[Collected data]

########

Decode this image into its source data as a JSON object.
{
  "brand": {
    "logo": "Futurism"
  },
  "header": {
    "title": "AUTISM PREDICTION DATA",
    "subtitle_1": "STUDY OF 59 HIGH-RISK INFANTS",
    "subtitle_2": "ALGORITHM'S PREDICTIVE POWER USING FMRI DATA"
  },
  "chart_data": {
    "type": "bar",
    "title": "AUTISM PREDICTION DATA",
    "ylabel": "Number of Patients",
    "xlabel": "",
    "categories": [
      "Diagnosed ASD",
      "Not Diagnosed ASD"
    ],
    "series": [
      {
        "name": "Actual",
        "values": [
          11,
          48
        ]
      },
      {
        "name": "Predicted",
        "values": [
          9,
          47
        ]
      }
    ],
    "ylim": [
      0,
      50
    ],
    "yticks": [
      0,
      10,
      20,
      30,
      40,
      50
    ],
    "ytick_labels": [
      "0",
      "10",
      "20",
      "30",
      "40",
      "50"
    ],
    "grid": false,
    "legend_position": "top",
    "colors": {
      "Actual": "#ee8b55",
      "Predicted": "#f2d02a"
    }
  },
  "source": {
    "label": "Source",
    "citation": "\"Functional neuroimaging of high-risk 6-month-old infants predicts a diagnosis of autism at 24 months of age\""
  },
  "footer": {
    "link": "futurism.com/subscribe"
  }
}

########

Your objective ->
Restate the entries above. Match them exactly.

Task output ->
Decode this image into its source data as a JSON object.
{
  "brand": {
    "logo": "Futurism"
  },
  "header": {
    "title": "AUTISM PREDICTION DATA",
    "subtitle_1": "STUDY OF 59 HIGH-RISK INFANTS",
    "subtitle_2": "ALGORITHM'S PREDICTIVE POWER USING FMRI DATA"
  },
  "chart_data": {
    "type": "bar",
    "title": "AUTISM PREDICTION DATA",
    "ylabel": "Number of Patients",
    "xlabel": "",
    "categories": [
      "Diagnosed ASD",
      "Not Diagnosed ASD"
    ],
    "series": [
      {
        "name": "Actual",
        "values": [
          11,
          48
        ]
      },
      {
        "name": "Predicted",
        "values": [
          9,
          47
        ]
      }
    ],
    "ylim": [
      0,
      50
    ],
    "yticks": [
      0,
      10,
      20,
      30,
      40,
      50
    ],
    "ytick_labels": [
      "0",
      "10",
      "20",
      "30",
      "40",
      "50"
    ],
    "grid": false,
    "legend_position": "top",
    "colors": {
      "Actual": "#ee8b55",
      "Predicted": "#f2d02a"
    }
  },
  "source": {
    "label": "Source",
    "citation": "\"Functional neuroimaging of high-risk 6-month-old infants predicts a diagnosis of autism at 24 months of age\""
  },
  "footer": {
    "link": "futurism.com/subscribe"
  }
}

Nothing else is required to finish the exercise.